From the listing below, extract every line containing "ennen".

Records

===============

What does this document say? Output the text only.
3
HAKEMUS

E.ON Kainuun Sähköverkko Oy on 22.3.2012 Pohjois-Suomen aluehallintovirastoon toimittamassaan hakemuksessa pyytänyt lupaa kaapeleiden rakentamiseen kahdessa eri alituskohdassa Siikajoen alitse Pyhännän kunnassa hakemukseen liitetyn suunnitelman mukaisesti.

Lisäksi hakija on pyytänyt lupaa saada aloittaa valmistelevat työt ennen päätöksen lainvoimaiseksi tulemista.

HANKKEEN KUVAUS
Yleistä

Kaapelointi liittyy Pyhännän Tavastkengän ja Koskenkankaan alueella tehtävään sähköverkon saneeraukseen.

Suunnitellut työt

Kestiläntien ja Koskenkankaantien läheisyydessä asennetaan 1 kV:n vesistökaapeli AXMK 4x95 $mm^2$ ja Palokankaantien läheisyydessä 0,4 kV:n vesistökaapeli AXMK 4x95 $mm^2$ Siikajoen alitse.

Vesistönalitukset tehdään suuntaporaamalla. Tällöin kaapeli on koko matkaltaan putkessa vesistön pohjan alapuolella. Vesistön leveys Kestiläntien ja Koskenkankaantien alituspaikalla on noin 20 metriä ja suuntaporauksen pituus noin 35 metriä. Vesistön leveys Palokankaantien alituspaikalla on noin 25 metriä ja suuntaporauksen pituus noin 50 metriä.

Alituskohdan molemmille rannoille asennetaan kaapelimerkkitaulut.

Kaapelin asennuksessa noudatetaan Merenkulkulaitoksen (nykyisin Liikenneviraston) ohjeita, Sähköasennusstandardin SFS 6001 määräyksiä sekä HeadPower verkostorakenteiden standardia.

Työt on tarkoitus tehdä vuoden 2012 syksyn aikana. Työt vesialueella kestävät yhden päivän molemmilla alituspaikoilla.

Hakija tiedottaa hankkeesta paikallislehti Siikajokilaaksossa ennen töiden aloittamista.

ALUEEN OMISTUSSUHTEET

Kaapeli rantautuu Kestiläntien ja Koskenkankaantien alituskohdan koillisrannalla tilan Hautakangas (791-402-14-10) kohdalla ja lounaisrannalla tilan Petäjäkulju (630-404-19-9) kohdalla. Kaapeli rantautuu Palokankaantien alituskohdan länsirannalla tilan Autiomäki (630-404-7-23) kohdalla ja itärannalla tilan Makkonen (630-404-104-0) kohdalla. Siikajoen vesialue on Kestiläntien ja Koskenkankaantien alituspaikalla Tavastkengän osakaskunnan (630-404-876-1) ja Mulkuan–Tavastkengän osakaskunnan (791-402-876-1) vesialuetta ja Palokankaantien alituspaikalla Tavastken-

===============

» **Exercise output**:
Lisäksi hakija on pyytänyt lupaa saada aloittaa valmistelevat työt ennen päätöksen lainvoimaiseksi tulemista.
Hakija tiedottaa hankkeesta paikallislehti Siikajokilaaksossa ennen töiden aloittamista.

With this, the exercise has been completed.